#### Extracted records:

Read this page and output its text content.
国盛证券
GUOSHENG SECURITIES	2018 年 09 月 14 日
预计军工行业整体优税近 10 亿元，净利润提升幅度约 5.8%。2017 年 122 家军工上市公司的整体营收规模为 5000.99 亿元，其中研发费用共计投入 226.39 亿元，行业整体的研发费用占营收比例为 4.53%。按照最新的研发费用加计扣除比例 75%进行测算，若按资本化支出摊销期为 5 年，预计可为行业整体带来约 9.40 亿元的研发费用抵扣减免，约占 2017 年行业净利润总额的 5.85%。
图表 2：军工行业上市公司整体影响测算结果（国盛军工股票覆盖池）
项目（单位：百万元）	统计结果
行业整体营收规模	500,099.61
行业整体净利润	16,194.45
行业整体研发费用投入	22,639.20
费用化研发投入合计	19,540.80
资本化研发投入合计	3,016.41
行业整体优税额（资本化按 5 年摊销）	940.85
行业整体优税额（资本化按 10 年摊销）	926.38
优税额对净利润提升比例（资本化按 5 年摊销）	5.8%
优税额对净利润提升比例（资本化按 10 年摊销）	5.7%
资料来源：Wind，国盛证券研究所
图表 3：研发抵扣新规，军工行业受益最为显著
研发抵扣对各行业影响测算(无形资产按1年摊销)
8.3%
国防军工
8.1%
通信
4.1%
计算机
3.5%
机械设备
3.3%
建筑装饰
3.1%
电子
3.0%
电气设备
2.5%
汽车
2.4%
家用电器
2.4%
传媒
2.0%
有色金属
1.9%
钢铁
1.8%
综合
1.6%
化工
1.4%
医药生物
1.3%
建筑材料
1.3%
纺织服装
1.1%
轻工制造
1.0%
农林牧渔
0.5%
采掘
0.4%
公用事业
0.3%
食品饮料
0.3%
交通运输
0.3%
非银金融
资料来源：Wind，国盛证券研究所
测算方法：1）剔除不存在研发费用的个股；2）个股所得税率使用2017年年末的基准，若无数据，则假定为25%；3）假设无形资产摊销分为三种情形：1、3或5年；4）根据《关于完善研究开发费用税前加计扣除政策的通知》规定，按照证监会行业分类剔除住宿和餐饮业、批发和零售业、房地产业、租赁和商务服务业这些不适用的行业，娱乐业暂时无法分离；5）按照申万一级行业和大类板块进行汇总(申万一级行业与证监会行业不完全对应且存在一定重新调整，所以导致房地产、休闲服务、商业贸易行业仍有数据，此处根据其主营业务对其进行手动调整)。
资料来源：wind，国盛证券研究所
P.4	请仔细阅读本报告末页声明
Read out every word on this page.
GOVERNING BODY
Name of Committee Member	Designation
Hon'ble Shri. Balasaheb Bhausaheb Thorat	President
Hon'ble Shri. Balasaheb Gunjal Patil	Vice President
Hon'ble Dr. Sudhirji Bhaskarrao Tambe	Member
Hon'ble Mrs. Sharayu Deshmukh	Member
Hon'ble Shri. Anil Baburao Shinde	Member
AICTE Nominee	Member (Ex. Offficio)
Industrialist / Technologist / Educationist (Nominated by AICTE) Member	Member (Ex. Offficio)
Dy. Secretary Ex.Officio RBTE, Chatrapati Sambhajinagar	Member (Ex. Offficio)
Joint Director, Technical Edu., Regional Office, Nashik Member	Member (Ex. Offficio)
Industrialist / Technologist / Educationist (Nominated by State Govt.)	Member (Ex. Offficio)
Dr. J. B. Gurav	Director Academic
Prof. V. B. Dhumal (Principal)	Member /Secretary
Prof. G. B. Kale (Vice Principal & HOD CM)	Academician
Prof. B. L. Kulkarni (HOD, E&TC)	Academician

#### To be done:
Give the number of lines where the string "Technologist" occurs, without any further text.

#### Result of this task:
2